Challenge:
Copy each line of the material below that includes the string "values".

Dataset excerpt
>> START
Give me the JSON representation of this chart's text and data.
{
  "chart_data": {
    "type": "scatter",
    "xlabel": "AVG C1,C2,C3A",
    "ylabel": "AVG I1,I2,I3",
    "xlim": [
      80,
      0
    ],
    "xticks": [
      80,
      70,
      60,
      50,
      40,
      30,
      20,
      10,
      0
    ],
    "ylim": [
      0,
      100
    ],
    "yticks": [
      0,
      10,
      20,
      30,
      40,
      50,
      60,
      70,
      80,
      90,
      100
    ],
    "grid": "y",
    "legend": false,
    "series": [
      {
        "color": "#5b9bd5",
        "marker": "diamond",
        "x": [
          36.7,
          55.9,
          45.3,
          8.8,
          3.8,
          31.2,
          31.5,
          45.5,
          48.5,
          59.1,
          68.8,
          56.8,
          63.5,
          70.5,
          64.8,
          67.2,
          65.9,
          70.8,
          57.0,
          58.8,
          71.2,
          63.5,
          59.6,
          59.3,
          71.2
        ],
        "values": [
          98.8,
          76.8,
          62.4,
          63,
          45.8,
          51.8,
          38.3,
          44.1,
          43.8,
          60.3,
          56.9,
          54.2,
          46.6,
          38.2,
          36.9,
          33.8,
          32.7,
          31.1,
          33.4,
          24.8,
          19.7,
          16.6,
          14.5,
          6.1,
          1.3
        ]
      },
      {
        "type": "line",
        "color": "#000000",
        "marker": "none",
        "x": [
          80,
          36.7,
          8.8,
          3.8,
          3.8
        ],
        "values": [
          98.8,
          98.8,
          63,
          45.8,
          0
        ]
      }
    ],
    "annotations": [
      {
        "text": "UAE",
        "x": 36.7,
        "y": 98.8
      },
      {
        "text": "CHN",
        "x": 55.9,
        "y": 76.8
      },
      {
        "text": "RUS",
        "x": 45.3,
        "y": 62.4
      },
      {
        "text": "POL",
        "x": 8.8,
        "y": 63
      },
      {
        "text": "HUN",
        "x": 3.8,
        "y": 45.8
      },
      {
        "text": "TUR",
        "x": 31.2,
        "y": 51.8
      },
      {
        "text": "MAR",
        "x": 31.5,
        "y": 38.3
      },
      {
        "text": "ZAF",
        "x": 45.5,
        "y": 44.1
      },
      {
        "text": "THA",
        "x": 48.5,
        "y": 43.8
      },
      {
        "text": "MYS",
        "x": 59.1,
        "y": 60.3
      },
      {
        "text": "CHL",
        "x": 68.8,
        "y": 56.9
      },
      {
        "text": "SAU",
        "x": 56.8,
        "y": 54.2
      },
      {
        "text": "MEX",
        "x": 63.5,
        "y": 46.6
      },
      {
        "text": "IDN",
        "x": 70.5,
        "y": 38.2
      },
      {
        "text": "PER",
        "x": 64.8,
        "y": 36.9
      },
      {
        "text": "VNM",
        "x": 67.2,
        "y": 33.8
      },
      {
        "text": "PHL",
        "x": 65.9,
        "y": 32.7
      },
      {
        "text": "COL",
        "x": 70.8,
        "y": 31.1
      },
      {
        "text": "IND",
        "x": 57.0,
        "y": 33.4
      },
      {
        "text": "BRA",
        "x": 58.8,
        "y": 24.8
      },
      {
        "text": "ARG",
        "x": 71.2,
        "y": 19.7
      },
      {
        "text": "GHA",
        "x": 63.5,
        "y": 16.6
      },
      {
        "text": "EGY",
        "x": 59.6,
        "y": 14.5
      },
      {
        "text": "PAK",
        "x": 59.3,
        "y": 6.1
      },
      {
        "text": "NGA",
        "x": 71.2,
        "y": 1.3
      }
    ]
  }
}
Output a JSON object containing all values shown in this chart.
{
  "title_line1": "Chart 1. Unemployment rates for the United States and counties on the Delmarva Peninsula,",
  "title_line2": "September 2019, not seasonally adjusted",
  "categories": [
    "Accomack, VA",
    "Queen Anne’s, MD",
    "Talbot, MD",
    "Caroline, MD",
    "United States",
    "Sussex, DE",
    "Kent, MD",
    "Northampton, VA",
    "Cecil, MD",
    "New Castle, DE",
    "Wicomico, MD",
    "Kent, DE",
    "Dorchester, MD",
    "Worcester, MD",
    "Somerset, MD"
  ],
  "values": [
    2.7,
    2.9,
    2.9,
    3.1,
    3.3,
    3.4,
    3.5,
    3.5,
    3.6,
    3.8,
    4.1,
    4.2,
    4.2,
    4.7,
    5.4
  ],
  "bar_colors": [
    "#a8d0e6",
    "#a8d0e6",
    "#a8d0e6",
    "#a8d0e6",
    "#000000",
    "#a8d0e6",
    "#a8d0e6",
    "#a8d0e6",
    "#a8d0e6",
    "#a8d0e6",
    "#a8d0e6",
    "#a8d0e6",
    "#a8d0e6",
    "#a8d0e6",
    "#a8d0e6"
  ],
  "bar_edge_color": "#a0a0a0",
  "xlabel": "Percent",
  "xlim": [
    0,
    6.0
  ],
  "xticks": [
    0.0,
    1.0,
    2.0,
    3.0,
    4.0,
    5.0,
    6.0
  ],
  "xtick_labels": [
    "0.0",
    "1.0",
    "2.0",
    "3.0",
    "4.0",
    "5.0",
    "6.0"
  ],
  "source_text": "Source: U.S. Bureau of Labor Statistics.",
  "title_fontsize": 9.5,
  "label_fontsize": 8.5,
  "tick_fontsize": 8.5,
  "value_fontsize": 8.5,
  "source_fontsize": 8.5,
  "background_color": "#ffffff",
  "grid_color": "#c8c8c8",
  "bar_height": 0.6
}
>> END
Result of this task:
        "values": [
        "values": [
Output a JSON object containing all values shown in this chart.
  "values": [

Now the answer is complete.